Writing Ejabberd Modules: Presence Storms

One of the biggest benefits to using ejabberd is the ease with which it is possible to extend the server's functionality. After only a week of production operation, I've already written and deployed four new modules at Chesspark. Let's get our hands dirty, fire up an editor, and learn how to write a new ejabberd module. Unlike most tutorials, the module created here is a real piece of code that we have running in production at Chesspark.

Getting Started

The code presented here is in Erlang, which is what ejabberd is written in. If you are unfamiliar with Erlang, you will probably still be able to follow along just fine. If you have a question about Erlang syntax or an Erlang function, the Erlang Web site has tutorials and reference documentation for your enlightenment.

Anders Conbere has written a series of excellent tutorials on writing ejabberd modules at his blog: building ejabberd, writing a generic module, writing an HTTP module, and writing an XMPP bot module. I will assume that that you have read at least his tutorial on generic modules.

Finally, there is some incomplete documentation about developing ejabberd modules in the ejabberd wiki.

Stopping Storms With A Little mod_sunshine

During our ejabberd migration, we ran into a bug in our desktop client that caused it to send the same presence stanza over and over in an infinite loop. While providing an updated build of the client solved the problem for many of our users, some users refused to upgrade. Not only did this cause a lot of undue stress on our XMPP server, it also affected all of the broken client's user's online contacts. These presence storms were silently degrading the service quality for nearly everyone.

* * *

» TASK TO COMPLETE:
Reproduce the ejabberd module article above word for word, from its title through its final sentence.

» INFORMATION PROVIDED:
* * *

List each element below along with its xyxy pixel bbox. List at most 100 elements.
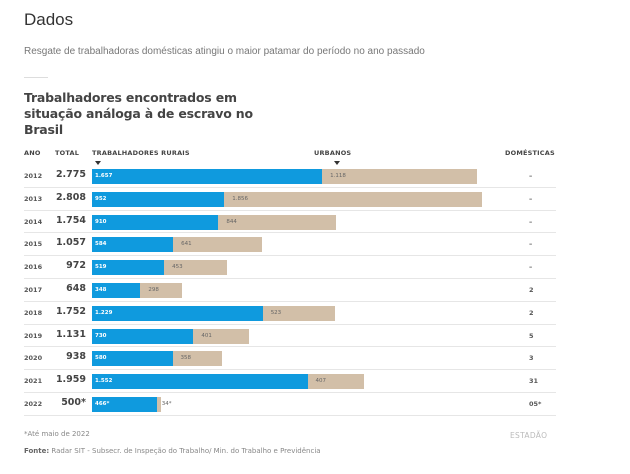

* * *

» SOLUTION BELOW:
Writing Ejabberd Modules: Presence Storms

One of the biggest benefits to using ejabberd is the ease with which it is possible to extend the server's functionality. After only a week of production operation, I've already written and deployed four new modules at Chesspark. Let's get our hands dirty, fire up an editor, and learn how to write a new ejabberd module. Unlike most tutorials, the module created here is a real piece of code that we have running in production at Chesspark.

Getting Started

The code presented here is in Erlang, which is what ejabberd is written in. If you are unfamiliar with Erlang, you will probably still be able to follow along just fine. If you have a question about Erlang syntax or an Erlang function, the Erlang Web site has tutorials and reference documentation for your enlightenment.

Anders Conbere has written a series of excellent tutorials on writing ejabberd modules at his blog: building ejabberd, writing a generic module, writing an HTTP module, and writing an XMPP bot module. I will assume that that you have read at least his tutorial on generic modules.

Finally, there is some incomplete documentation about developing ejabberd modules in the ejabberd wiki.

Stopping Storms With A Little mod_sunshine

During our ejabberd migration, we ran into a bug in our desktop client that caused it to send the same presence stanza over and over in an infinite loop. While providing an updated build of the client solved the problem for many of our users, some users refused to upgrade. Not only did this cause a lot of undue stress on our XMPP server, it also affected all of the broken client's user's online contacts. These presence storms were silently degrading the service quality for nearly everyone.